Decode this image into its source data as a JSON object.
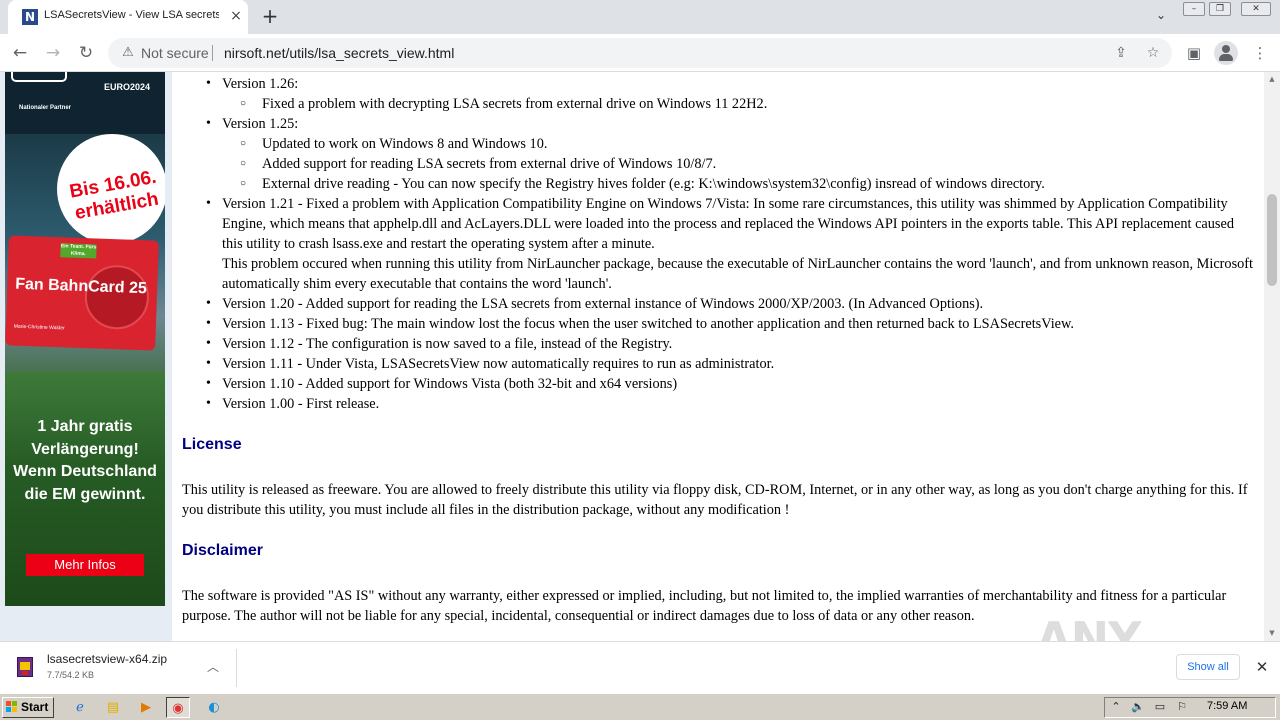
{
  "browser": {
    "tab_title": "LSASecretsView - View LSA secrets s",
    "tab_favicon": "N",
    "new_tab_label": "+",
    "security_label": "Not secure",
    "url": "nirsoft.net/utils/lsa_secrets_view.html"
  },
  "ad": {
    "euro": "EURO2024",
    "partner": "Nationaler Partner",
    "date_badge": "Bis 16.06. erhältlich",
    "card_tag": "Ein Team. Fürs Klima.",
    "card_title": "Fan BahnCard 25",
    "card_name": "Marie-Christine Walder",
    "slogan": "1 Jahr gratis Verlängerung! Wenn Deutschland die EM gewinnt.",
    "button": "Mehr Infos"
  },
  "versions": [
    {
      "text": "Version 1.26:",
      "subs": [
        "Fixed a problem with decrypting LSA secrets from external drive on Windows 11 22H2."
      ]
    },
    {
      "text": "Version 1.25:",
      "subs": [
        "Updated to work on Windows 8 and Windows 10.",
        "Added support for reading LSA secrets from external drive of Windows 10/8/7.",
        "External drive reading - You can now specify the Registry hives folder (e.g: K:\\windows\\system32\\config) insread of windows directory."
      ]
    },
    {
      "text": "Version 1.21 - Fixed a problem with Application Compatibility Engine on Windows 7/Vista: In some rare circumstances, this utility was shimmed by Application Compatibility Engine, which means that apphelp.dll and AcLayers.DLL were loaded into the process and replaced the Windows API pointers in the exports table. This API replacement caused this utility to crash lsass.exe and restart the operating system after a minute.",
      "extra": "This problem occured when running this utility from NirLauncher package, because the executable of NirLauncher contains the word 'launch', and from unknown reason, Microsoft automatically shim every executable that contains the word 'launch'.",
      "subs": []
    },
    {
      "text": "Version 1.20 - Added support for reading the LSA secrets from external instance of Windows 2000/XP/2003. (In Advanced Options).",
      "subs": []
    },
    {
      "text": "Version 1.13 - Fixed bug: The main window lost the focus when the user switched to another application and then returned back to LSASecretsView.",
      "subs": []
    },
    {
      "text": "Version 1.12 - The configuration is now saved to a file, instead of the Registry.",
      "subs": []
    },
    {
      "text": "Version 1.11 - Under Vista, LSASecretsView now automatically requires to run as administrator.",
      "subs": []
    },
    {
      "text": "Version 1.10 - Added support for Windows Vista (both 32-bit and x64 versions)",
      "subs": []
    },
    {
      "text": "Version 1.00 - First release.",
      "subs": []
    }
  ],
  "license": {
    "heading": "License",
    "text": "This utility is released as freeware. You are allowed to freely distribute this utility via floppy disk, CD-ROM, Internet, or in any other way, as long as you don't charge anything for this. If you distribute this utility, you must include all files in the distribution package, without any modification !"
  },
  "disclaimer": {
    "heading": "Disclaimer",
    "text": "The software is provided \"AS IS\" without any warranty, either expressed or implied, including, but not limited to, the implied warranties of merchantability and fitness for a particular purpose. The author will not be liable for any special, incidental, consequential or indirect damages due to loss of data or any other reason."
  },
  "watermark": "ANY RUN",
  "download": {
    "filename": "lsasecretsview-x64.zip",
    "progress": "7.7/54.2 KB",
    "show_all": "Show all"
  },
  "taskbar": {
    "start": "Start",
    "clock": "7:59 AM"
  },
  "icons": {
    "back": "back-arrow-icon",
    "forward": "forward-arrow-icon",
    "reload": "reload-icon",
    "warning": "warning-icon",
    "share": "share-icon",
    "bookmark": "star-icon",
    "sidepanel": "side-panel-icon",
    "menu": "kebab-menu-icon"
  }
}
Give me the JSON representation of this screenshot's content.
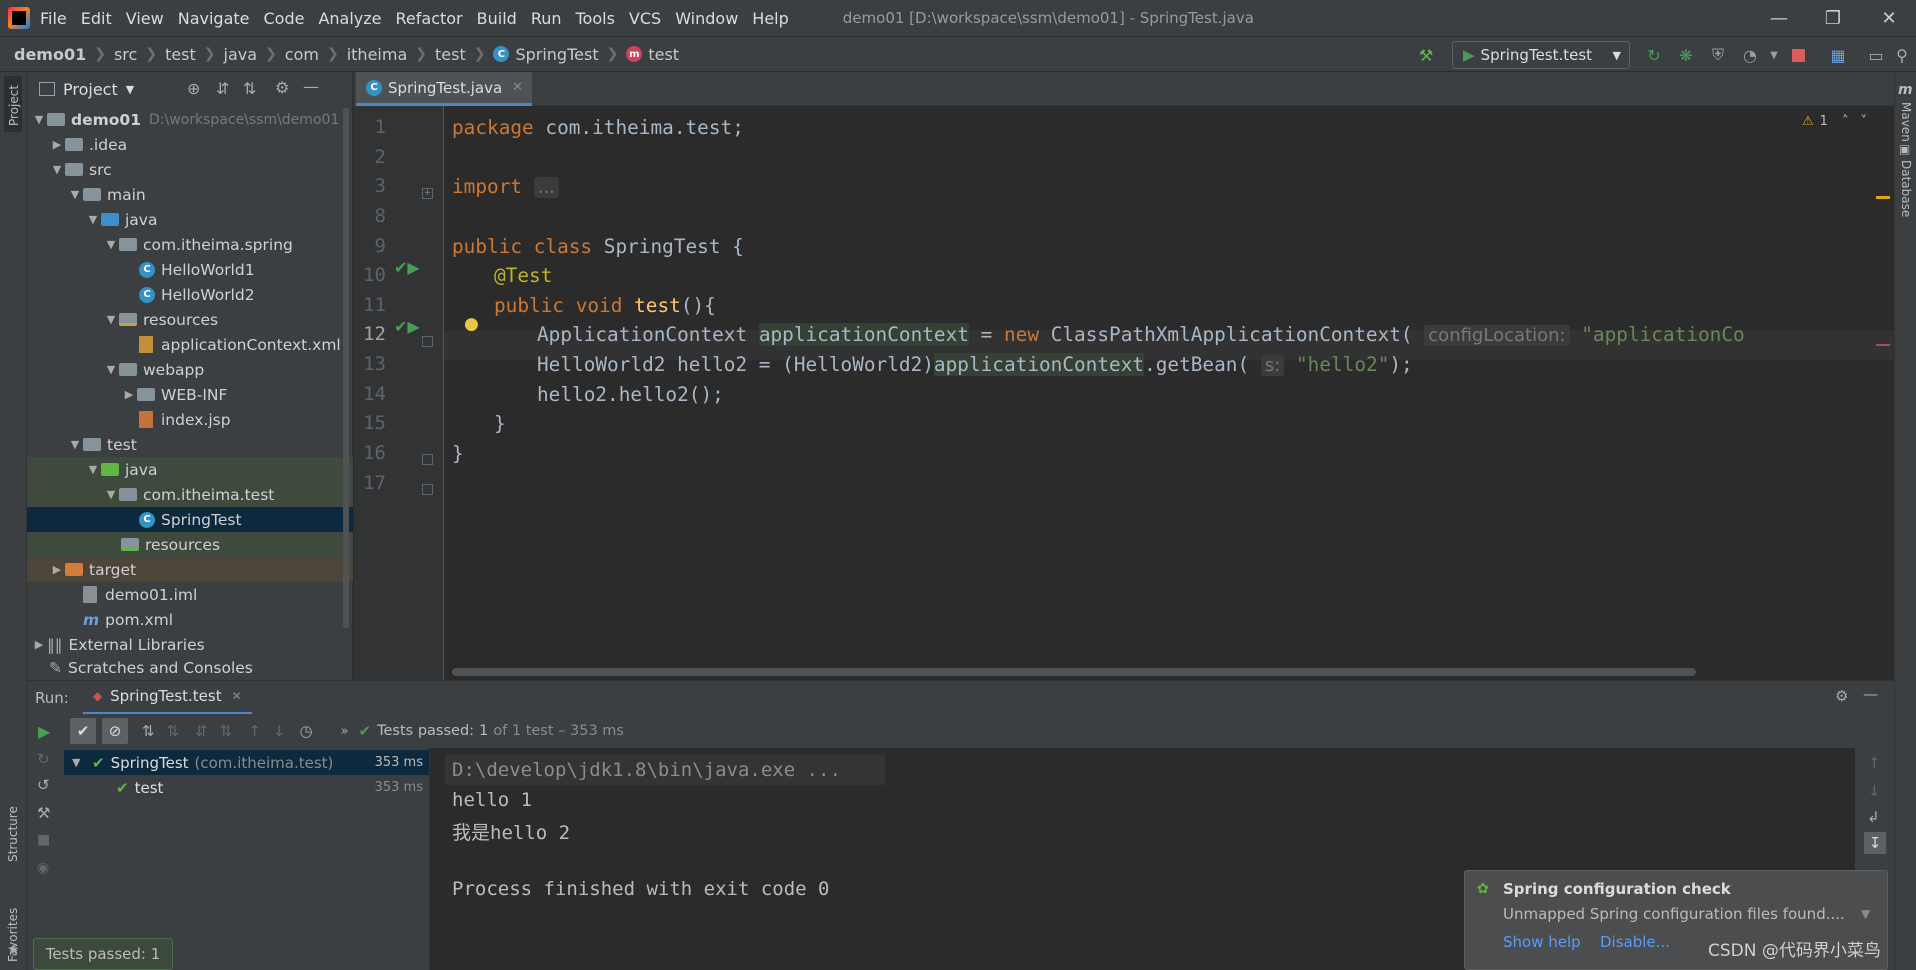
{
  "menu": {
    "items": [
      "File",
      "Edit",
      "View",
      "Navigate",
      "Code",
      "Analyze",
      "Refactor",
      "Build",
      "Run",
      "Tools",
      "VCS",
      "Window",
      "Help"
    ],
    "window_title": "demo01 [D:\\workspace\\ssm\\demo01] - SpringTest.java"
  },
  "breadcrumb": [
    "demo01",
    "src",
    "test",
    "java",
    "com",
    "itheima",
    "test",
    "SpringTest",
    "test"
  ],
  "run_config": "SpringTest.test",
  "project": {
    "header": "Project",
    "tree": [
      {
        "label": "demo01",
        "path": "D:\\workspace\\ssm\\demo01"
      },
      {
        "label": ".idea"
      },
      {
        "label": "src"
      },
      {
        "label": "main"
      },
      {
        "label": "java"
      },
      {
        "label": "com.itheima.spring"
      },
      {
        "label": "HelloWorld1"
      },
      {
        "label": "HelloWorld2"
      },
      {
        "label": "resources"
      },
      {
        "label": "applicationContext.xml"
      },
      {
        "label": "webapp"
      },
      {
        "label": "WEB-INF"
      },
      {
        "label": "index.jsp"
      },
      {
        "label": "test"
      },
      {
        "label": "java"
      },
      {
        "label": "com.itheima.test"
      },
      {
        "label": "SpringTest"
      },
      {
        "label": "resources"
      },
      {
        "label": "target"
      },
      {
        "label": "demo01.iml"
      },
      {
        "label": "pom.xml"
      },
      {
        "label": "External Libraries"
      },
      {
        "label": "Scratches and Consoles"
      }
    ]
  },
  "editor": {
    "tab": "SpringTest.java",
    "warning_count": "1",
    "line_numbers": [
      "1",
      "2",
      "3",
      "8",
      "9",
      "10",
      "11",
      "12",
      "13",
      "14",
      "15",
      "16",
      "17"
    ],
    "code": {
      "l1_kw": "package",
      "l1_rest": " com.itheima.test;",
      "l3_import": "import",
      "l3_fold": "...",
      "l9_kw": "public class",
      "l9_rest": " SpringTest {",
      "l10_ann": "@Test",
      "l11_kw": "public void",
      "l11_fn": "test",
      "l11_rest": "(){",
      "l12_a": "ApplicationContext ",
      "l12_var": "applicationContext",
      "l12_b": " = ",
      "l12_kw": "new",
      "l12_c": " ClassPathXmlApplicationContext(",
      "l12_hint": "configLocation:",
      "l12_str": "\"applicationCo",
      "l13_a": "HelloWorld2 hello2 = (HelloWorld2)",
      "l13_var": "applicationContext",
      "l13_b": ".getBean(",
      "l13_hint": "s:",
      "l13_str": "\"hello2\"",
      "l13_c": ");",
      "l14": "hello2.hello2();",
      "l15": "}",
      "l16": "}"
    }
  },
  "side_labels": {
    "left_top": "Project",
    "left_structure": "Structure",
    "left_favorites": "Favorites",
    "right_maven": "Maven",
    "right_database": "Database"
  },
  "run": {
    "label": "Run:",
    "tab": "SpringTest.test",
    "status_prefix": "Tests passed:",
    "status_count": "1",
    "status_suffix": "of 1 test – 353 ms",
    "tree": [
      {
        "name": "SpringTest",
        "detail": "(com.itheima.test)",
        "time": "353 ms"
      },
      {
        "name": "test",
        "detail": "",
        "time": "353 ms"
      }
    ],
    "console": [
      "D:\\develop\\jdk1.8\\bin\\java.exe ...",
      "hello 1",
      "我是hello 2",
      "",
      "Process finished with exit code 0"
    ]
  },
  "notification": {
    "title": "Spring configuration check",
    "body": "Unmapped Spring configuration files found....",
    "action_help": "Show help",
    "action_disable": "Disable..."
  },
  "status_tooltip": "Tests passed: 1",
  "watermark": "CSDN @代码界小菜鸟",
  "colors": {
    "keyword": "#cc7832",
    "annotation": "#bbb529",
    "string": "#6a8759",
    "function": "#ffc66d",
    "success": "#499c54",
    "accent": "#4a88c7"
  }
}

########################################

= TO BE DONE =
Pictures in the records must not appear in the copy; transcribe everything else precisely.

= EXERCISE SOLUTION =
Decode this image into its source data as a JSON object.
{
  "browser": {
    "tab_title": "LSASecretsView - View LSA secrets s",
    "tab_favicon": "N",
    "new_tab_label": "+",
    "security_label": "Not secure",
    "url": "nirsoft.net/utils/lsa_secrets_view.html"
  },
  "ad": {
    "euro": "EURO2024",
    "partner": "Nationaler Partner",
    "date_badge": "Bis 16.06. erhältlich",
    "card_tag": "Ein Team. Fürs Klima.",
    "card_title": "Fan BahnCard 25",
    "card_name": "Marie-Christine Walder",
    "slogan": "1 Jahr gratis Verlängerung! Wenn Deutschland die EM gewinnt.",
    "button": "Mehr Infos"
  },
  "versions": [
    {
      "text": "Version 1.26:",
      "subs": [
        "Fixed a problem with decrypting LSA secrets from external drive on Windows 11 22H2."
      ]
    },
    {
      "text": "Version 1.25:",
      "subs": [
        "Updated to work on Windows 8 and Windows 10.",
        "Added support for reading LSA secrets from external drive of Windows 10/8/7.",
        "External drive reading - You can now specify the Registry hives folder (e.g: K:\\windows\\system32\\config) insread of windows directory."
      ]
    },
    {
      "text": "Version 1.21 - Fixed a problem with Application Compatibility Engine on Windows 7/Vista: In some rare circumstances, this utility was shimmed by Application Compatibility Engine, which means that apphelp.dll and AcLayers.DLL were loaded into the process and replaced the Windows API pointers in the exports table. This API replacement caused this utility to crash lsass.exe and restart the operating system after a minute.",
      "extra": "This problem occured when running this utility from NirLauncher package, because the executable of NirLauncher contains the word 'launch', and from unknown reason, Microsoft automatically shim every executable that contains the word 'launch'.",
      "subs": []
    },
    {
      "text": "Version 1.20 - Added support for reading the LSA secrets from external instance of Windows 2000/XP/2003. (In Advanced Options).",
      "subs": []
    },
    {
      "text": "Version 1.13 - Fixed bug: The main window lost the focus when the user switched to another application and then returned back to LSASecretsView.",
      "subs": []
    },
    {
      "text": "Version 1.12 - The configuration is now saved to a file, instead of the Registry.",
      "subs": []
    },
    {
      "text": "Version 1.11 - Under Vista, LSASecretsView now automatically requires to run as administrator.",
      "subs": []
    },
    {
      "text": "Version 1.10 - Added support for Windows Vista (both 32-bit and x64 versions)",
      "subs": []
    },
    {
      "text": "Version 1.00 - First release.",
      "subs": []
    }
  ],
  "license": {
    "heading": "License",
    "text": "This utility is released as freeware. You are allowed to freely distribute this utility via floppy disk, CD-ROM, Internet, or in any other way, as long as you don't charge anything for this. If you distribute this utility, you must include all files in the distribution package, without any modification !"
  },
  "disclaimer": {
    "heading": "Disclaimer",
    "text": "The software is provided \"AS IS\" without any warranty, either expressed or implied, including, but not limited to, the implied warranties of merchantability and fitness for a particular purpose. The author will not be liable for any special, incidental, consequential or indirect damages due to loss of data or any other reason."
  },
  "watermark": "ANY RUN",
  "download": {
    "filename": "lsasecretsview-x64.zip",
    "progress": "7.7/54.2 KB",
    "show_all": "Show all"
  },
  "taskbar": {
    "start": "Start",
    "clock": "7:59 AM"
  },
  "icons": {
    "back": "back-arrow-icon",
    "forward": "forward-arrow-icon",
    "reload": "reload-icon",
    "warning": "warning-icon",
    "share": "share-icon",
    "bookmark": "star-icon",
    "sidepanel": "side-panel-icon",
    "menu": "kebab-menu-icon"
  }
}
Give me the JSON representation of this screenshot's content.
{
  "menu": {
    "items": [
      "File",
      "Edit",
      "View",
      "Navigate",
      "Code",
      "Analyze",
      "Refactor",
      "Build",
      "Run",
      "Tools",
      "VCS",
      "Window",
      "Help"
    ],
    "window_title": "demo01 [D:\\workspace\\ssm\\demo01] - SpringTest.java"
  },
  "breadcrumb": [
    "demo01",
    "src",
    "test",
    "java",
    "com",
    "itheima",
    "test",
    "SpringTest",
    "test"
  ],
  "run_config": "SpringTest.test",
  "project": {
    "header": "Project",
    "tree": [
      {
        "label": "demo01",
        "path": "D:\\workspace\\ssm\\demo01"
      },
      {
        "label": ".idea"
      },
      {
        "label": "src"
      },
      {
        "label": "main"
      },
      {
        "label": "java"
      },
      {
        "label": "com.itheima.spring"
      },
      {
        "label": "HelloWorld1"
      },
      {
        "label": "HelloWorld2"
      },
      {
        "label": "resources"
      },
      {
        "label": "applicationContext.xml"
      },
      {
        "label": "webapp"
      },
      {
        "label": "WEB-INF"
      },
      {
        "label": "index.jsp"
      },
      {
        "label": "test"
      },
      {
        "label": "java"
      },
      {
        "label": "com.itheima.test"
      },
      {
        "label": "SpringTest"
      },
      {
        "label": "resources"
      },
      {
        "label": "target"
      },
      {
        "label": "demo01.iml"
      },
      {
        "label": "pom.xml"
      },
      {
        "label": "External Libraries"
      },
      {
        "label": "Scratches and Consoles"
      }
    ]
  },
  "editor": {
    "tab": "SpringTest.java",
    "warning_count": "1",
    "line_numbers": [
      "1",
      "2",
      "3",
      "8",
      "9",
      "10",
      "11",
      "12",
      "13",
      "14",
      "15",
      "16",
      "17"
    ],
    "code": {
      "l1_kw": "package",
      "l1_rest": " com.itheima.test;",
      "l3_import": "import",
      "l3_fold": "...",
      "l9_kw": "public class",
      "l9_rest": " SpringTest {",
      "l10_ann": "@Test",
      "l11_kw": "public void",
      "l11_fn": "test",
      "l11_rest": "(){",
      "l12_a": "ApplicationContext ",
      "l12_var": "applicationContext",
      "l12_b": " = ",
      "l12_kw": "new",
      "l12_c": " ClassPathXmlApplicationContext(",
      "l12_hint": "configLocation:",
      "l12_str": "\"applicationCo",
      "l13_a": "HelloWorld2 hello2 = (HelloWorld2)",
      "l13_var": "applicationContext",
      "l13_b": ".getBean(",
      "l13_hint": "s:",
      "l13_str": "\"hello2\"",
      "l13_c": ");",
      "l14": "hello2.hello2();",
      "l15": "}",
      "l16": "}"
    }
  },
  "side_labels": {
    "left_top": "Project",
    "left_structure": "Structure",
    "left_favorites": "Favorites",
    "right_maven": "Maven",
    "right_database": "Database"
  },
  "run": {
    "label": "Run:",
    "tab": "SpringTest.test",
    "status_prefix": "Tests passed:",
    "status_count": "1",
    "status_suffix": "of 1 test – 353 ms",
    "tree": [
      {
        "name": "SpringTest",
        "detail": "(com.itheima.test)",
        "time": "353 ms"
      },
      {
        "name": "test",
        "detail": "",
        "time": "353 ms"
      }
    ],
    "console": [
      "D:\\develop\\jdk1.8\\bin\\java.exe ...",
      "hello 1",
      "我是hello 2",
      "",
      "Process finished with exit code 0"
    ]
  },
  "notification": {
    "title": "Spring configuration check",
    "body": "Unmapped Spring configuration files found....",
    "action_help": "Show help",
    "action_disable": "Disable..."
  },
  "status_tooltip": "Tests passed: 1",
  "watermark": "CSDN @代码界小菜鸟",
  "colors": {
    "keyword": "#cc7832",
    "annotation": "#bbb529",
    "string": "#6a8759",
    "function": "#ffc66d",
    "success": "#499c54",
    "accent": "#4a88c7"
  }
}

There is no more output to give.